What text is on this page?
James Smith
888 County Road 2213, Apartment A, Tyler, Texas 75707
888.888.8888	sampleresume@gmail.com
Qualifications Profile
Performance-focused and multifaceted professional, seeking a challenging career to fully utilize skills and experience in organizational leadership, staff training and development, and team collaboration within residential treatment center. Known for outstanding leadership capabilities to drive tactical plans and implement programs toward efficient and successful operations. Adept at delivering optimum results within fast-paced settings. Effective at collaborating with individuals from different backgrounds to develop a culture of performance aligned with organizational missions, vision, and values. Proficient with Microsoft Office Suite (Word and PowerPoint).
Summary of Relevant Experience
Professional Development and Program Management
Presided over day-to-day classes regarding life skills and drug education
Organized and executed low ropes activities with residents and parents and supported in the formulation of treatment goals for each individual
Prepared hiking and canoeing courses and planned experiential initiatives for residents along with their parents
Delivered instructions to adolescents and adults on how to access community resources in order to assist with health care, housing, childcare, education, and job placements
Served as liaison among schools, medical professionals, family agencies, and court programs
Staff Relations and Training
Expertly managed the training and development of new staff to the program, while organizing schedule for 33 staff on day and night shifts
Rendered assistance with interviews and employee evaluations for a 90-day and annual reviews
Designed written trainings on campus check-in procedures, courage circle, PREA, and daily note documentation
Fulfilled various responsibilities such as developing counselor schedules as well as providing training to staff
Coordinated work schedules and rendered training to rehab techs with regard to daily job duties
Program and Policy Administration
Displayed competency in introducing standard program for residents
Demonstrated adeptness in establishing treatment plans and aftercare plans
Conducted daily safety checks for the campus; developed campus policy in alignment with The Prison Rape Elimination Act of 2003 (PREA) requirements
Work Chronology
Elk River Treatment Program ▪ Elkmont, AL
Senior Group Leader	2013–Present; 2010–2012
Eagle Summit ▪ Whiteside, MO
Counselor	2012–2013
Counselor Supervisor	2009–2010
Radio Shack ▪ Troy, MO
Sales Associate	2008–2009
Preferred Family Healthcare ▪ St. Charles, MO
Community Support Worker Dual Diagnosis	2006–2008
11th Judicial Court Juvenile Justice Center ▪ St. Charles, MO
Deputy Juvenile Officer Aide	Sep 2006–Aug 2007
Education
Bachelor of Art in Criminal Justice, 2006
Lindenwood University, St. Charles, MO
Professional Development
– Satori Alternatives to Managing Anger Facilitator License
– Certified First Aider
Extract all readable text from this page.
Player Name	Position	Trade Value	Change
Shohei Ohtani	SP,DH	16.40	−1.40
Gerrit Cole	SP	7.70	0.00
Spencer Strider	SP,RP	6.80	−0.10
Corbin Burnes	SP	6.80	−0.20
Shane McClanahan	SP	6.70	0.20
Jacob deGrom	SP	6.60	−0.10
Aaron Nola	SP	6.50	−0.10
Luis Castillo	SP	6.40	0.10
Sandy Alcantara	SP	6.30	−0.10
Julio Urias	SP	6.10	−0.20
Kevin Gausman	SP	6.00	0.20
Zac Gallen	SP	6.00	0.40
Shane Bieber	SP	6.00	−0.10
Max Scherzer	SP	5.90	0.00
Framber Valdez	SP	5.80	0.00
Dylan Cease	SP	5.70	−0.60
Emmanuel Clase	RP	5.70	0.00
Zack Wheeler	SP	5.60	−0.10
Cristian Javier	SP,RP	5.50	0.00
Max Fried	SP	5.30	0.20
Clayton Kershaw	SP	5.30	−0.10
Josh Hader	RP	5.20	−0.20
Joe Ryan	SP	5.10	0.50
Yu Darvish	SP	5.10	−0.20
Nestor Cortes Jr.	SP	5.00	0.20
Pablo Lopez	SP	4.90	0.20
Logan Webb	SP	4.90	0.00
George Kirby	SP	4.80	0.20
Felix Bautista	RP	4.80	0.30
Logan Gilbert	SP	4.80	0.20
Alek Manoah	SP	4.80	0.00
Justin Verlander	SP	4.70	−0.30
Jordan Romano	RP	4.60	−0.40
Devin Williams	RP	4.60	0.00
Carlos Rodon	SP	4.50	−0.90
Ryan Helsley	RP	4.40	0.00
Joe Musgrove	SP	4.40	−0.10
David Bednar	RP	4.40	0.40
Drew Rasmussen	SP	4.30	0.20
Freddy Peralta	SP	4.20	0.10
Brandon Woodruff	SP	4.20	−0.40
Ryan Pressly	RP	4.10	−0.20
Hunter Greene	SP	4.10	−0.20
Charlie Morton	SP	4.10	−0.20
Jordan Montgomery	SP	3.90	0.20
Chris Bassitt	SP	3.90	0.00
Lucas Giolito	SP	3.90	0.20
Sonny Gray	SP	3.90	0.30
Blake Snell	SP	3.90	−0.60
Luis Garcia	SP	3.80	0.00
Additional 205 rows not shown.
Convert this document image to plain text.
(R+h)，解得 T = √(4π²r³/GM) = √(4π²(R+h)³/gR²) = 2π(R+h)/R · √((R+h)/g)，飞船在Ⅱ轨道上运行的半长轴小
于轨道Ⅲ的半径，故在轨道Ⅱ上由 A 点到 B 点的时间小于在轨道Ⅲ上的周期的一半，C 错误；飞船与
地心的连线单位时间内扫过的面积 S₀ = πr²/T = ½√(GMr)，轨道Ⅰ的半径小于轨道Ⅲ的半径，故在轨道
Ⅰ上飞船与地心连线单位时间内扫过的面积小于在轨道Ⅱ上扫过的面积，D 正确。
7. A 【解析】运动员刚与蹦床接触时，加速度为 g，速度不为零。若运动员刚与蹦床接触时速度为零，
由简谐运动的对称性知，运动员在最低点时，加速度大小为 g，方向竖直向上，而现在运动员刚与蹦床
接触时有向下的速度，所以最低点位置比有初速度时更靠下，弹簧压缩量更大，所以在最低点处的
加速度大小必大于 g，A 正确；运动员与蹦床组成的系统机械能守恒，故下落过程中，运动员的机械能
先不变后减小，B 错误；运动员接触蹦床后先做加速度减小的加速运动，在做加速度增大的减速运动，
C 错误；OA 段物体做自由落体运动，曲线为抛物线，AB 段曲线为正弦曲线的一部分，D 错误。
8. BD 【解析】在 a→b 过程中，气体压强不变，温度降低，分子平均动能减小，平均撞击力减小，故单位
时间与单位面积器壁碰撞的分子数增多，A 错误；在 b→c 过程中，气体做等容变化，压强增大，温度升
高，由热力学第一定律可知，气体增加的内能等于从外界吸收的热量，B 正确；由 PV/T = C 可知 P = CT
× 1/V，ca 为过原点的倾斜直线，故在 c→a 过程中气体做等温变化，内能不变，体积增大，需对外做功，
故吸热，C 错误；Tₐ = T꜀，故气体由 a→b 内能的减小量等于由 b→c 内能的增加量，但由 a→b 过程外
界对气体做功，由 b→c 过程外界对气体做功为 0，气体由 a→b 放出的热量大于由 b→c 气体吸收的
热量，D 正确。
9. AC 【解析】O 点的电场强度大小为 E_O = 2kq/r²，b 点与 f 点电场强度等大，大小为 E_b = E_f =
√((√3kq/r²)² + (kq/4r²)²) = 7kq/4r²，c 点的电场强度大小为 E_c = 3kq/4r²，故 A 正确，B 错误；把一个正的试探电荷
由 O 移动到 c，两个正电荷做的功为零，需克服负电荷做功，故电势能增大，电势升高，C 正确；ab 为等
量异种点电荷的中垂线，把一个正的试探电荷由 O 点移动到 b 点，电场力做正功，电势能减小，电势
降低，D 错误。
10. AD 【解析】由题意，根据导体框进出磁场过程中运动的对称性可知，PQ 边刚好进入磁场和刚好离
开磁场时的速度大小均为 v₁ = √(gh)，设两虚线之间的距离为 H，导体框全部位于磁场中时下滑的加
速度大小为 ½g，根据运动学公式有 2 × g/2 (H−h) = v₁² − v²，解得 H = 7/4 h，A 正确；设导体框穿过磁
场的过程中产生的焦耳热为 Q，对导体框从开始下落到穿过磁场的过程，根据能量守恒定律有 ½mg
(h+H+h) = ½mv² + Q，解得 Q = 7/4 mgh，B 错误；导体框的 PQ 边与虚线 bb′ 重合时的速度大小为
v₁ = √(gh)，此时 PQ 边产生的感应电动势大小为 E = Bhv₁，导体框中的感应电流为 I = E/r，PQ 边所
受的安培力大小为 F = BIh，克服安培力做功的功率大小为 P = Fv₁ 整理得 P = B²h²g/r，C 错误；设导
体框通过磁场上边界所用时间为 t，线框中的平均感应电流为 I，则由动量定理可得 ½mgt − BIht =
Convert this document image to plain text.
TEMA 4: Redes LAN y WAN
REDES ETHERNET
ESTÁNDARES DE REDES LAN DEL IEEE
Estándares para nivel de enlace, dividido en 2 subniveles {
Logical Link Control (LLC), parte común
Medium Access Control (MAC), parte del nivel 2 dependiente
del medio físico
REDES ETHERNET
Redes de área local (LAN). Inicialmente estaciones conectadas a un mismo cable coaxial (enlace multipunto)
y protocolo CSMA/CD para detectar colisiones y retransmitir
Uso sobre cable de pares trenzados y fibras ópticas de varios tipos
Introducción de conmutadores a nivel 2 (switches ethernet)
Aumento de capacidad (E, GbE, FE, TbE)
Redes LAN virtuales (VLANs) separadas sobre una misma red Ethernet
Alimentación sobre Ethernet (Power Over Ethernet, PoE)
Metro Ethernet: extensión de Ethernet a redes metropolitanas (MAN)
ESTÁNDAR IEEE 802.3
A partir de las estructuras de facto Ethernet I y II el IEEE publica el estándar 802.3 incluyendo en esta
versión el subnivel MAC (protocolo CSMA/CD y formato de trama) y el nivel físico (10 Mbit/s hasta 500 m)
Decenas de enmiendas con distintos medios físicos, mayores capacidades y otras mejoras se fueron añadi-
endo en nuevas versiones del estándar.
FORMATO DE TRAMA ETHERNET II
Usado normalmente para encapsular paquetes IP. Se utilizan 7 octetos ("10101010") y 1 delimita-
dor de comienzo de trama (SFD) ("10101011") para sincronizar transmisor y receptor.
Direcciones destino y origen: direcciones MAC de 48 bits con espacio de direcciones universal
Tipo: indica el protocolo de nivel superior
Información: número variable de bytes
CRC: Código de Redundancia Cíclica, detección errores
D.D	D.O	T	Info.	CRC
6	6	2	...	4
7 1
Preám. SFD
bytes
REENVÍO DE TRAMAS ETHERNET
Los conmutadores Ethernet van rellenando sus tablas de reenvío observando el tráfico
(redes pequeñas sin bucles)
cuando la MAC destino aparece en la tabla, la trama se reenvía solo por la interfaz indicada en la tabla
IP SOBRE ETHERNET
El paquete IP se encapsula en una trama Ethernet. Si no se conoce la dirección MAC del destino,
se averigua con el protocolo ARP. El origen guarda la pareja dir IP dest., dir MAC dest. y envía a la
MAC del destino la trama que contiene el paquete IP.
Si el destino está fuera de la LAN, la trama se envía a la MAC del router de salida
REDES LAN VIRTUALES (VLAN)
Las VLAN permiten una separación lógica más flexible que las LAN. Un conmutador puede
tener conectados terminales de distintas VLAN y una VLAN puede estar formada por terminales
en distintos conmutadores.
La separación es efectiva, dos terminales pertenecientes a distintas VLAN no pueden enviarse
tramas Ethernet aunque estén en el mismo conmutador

****************

Job — Copy out every line in the entries above that holds "Jordan".

Result for this task —
Jordan Romano	RP	4.60	−0.40
Jordan Montgomery	SP	3.90	0.20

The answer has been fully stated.